**EXERCISE DIRECTIONS:**
Show every line of the records below that contains the word "выплат".
*** SUPPLIED MATERIAL
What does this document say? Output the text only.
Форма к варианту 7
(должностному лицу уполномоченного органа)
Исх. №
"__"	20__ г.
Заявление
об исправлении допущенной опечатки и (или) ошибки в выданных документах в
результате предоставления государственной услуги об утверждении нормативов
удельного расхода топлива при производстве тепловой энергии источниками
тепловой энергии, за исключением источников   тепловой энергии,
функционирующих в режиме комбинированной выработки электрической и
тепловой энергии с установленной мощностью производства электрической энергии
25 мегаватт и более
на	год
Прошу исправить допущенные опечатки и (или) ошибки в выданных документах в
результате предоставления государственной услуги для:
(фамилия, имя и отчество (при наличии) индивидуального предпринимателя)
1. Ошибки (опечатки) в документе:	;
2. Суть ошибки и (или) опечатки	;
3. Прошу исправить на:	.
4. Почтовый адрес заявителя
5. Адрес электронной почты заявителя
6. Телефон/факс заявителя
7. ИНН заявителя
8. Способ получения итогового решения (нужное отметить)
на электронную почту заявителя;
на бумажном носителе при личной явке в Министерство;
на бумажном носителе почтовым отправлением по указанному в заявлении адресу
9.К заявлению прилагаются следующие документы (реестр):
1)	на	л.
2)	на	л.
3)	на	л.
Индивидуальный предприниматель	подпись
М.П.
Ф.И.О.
******
*** SUPPLIED MATERIAL
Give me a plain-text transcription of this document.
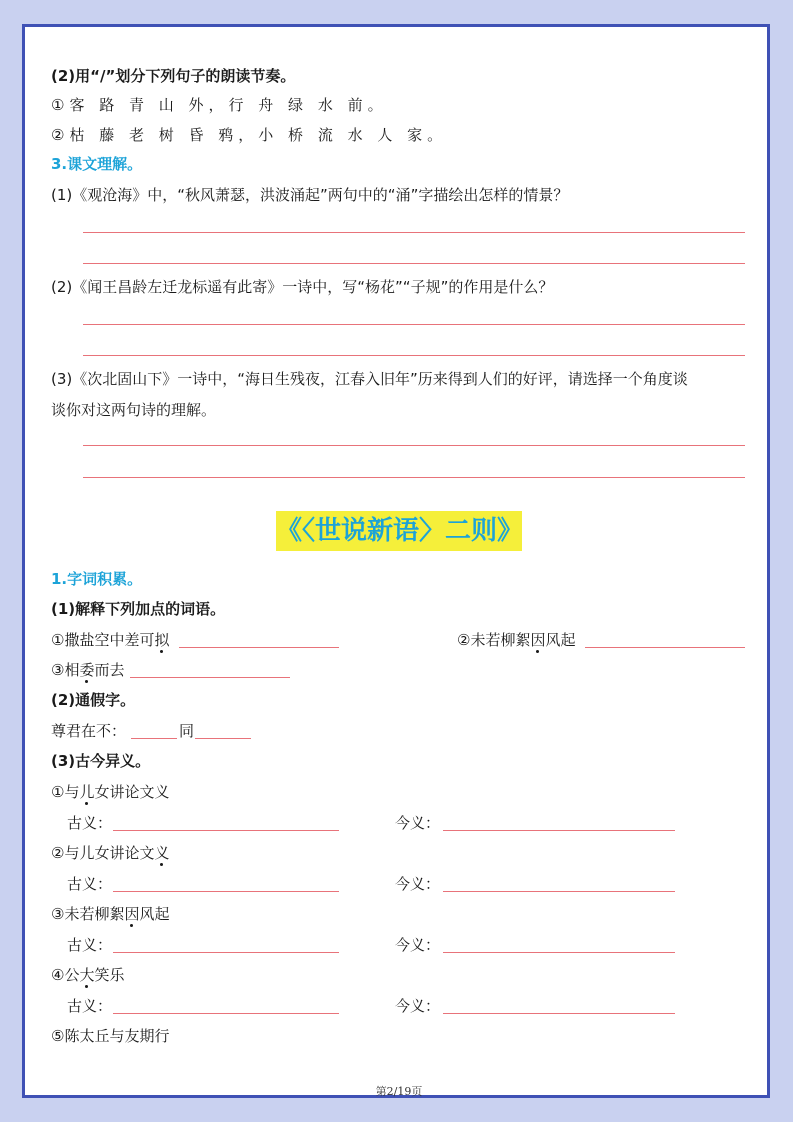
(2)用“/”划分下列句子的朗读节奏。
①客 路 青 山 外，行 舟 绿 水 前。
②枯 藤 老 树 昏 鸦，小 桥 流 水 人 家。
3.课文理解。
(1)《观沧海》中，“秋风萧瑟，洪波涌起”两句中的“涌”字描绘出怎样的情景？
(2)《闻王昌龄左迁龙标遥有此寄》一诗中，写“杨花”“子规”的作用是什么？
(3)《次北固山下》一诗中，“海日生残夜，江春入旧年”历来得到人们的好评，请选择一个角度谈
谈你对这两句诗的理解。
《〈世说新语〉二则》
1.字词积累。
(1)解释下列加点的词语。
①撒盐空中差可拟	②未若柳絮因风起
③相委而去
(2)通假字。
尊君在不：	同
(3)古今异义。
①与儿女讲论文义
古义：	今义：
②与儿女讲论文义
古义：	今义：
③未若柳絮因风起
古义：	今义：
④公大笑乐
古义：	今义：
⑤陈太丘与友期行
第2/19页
******
*** SUPPLIED MATERIAL
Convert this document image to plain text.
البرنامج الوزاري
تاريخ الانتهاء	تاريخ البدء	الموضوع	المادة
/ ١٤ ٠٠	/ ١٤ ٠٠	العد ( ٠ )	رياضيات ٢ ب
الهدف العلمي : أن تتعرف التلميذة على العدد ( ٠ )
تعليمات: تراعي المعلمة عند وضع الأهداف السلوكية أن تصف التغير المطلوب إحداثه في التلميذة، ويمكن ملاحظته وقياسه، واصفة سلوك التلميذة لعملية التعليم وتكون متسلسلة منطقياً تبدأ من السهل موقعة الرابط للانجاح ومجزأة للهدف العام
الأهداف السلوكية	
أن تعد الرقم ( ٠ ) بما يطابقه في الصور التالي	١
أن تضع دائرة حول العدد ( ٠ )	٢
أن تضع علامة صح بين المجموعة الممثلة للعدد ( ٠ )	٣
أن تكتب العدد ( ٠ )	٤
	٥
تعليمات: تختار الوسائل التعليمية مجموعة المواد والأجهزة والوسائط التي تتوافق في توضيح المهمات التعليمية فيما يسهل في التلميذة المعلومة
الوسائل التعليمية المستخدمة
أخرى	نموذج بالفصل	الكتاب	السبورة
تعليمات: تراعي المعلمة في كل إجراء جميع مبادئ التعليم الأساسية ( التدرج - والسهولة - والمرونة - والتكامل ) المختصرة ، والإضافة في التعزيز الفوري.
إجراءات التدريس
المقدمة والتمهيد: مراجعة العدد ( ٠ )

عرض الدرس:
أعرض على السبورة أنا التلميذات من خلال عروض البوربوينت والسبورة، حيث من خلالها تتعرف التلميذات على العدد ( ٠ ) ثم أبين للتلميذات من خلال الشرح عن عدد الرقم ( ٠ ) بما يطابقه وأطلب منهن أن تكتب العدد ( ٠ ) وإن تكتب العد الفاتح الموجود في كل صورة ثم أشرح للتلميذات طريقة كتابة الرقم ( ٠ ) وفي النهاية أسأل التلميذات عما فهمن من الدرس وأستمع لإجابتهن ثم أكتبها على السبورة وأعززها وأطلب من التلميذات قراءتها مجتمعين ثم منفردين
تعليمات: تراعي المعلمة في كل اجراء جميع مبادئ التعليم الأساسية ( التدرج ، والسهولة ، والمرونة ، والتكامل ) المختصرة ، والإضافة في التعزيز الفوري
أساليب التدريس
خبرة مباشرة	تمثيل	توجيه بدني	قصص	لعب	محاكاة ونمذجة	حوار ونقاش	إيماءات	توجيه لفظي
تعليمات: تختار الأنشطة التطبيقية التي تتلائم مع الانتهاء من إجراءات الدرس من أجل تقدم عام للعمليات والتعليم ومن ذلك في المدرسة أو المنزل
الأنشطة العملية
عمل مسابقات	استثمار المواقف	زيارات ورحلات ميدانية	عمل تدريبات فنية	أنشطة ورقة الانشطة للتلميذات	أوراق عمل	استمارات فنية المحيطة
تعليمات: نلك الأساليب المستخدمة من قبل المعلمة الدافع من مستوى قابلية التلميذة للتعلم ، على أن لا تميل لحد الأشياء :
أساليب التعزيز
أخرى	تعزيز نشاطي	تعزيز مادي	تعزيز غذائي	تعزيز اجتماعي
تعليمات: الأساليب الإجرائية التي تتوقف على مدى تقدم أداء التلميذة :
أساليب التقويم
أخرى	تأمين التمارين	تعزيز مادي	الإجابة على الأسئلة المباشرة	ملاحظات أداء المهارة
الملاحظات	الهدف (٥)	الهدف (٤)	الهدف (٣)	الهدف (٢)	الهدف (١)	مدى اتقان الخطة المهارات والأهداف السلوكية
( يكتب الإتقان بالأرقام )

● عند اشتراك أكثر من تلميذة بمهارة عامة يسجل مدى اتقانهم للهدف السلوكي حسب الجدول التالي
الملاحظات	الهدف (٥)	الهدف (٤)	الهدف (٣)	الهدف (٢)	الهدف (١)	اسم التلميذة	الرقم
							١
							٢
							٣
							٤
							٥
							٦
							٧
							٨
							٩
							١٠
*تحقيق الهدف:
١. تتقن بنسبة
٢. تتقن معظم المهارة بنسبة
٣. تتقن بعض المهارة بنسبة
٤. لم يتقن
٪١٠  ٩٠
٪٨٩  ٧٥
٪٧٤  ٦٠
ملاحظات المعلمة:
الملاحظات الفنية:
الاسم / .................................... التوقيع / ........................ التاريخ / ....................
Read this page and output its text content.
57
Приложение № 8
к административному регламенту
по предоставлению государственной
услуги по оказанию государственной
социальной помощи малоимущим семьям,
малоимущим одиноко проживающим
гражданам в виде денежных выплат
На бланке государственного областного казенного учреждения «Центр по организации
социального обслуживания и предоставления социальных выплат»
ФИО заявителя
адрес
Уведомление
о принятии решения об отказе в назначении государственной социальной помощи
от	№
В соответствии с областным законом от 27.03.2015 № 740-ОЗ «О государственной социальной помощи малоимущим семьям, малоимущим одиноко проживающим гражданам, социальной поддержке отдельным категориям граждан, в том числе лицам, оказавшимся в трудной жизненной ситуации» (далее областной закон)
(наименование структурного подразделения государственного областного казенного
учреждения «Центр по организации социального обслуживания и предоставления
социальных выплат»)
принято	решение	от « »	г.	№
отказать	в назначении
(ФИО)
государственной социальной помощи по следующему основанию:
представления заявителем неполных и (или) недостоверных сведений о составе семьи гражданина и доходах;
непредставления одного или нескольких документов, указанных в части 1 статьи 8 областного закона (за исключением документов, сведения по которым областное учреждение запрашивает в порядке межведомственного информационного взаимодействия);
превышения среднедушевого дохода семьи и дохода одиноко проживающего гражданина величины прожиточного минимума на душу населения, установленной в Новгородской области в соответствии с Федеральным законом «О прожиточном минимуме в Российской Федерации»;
******
**REPLY:**
гражданам в виде денежных выплат
социального обслуживания и предоставления социальных выплат»
социальных выплат»)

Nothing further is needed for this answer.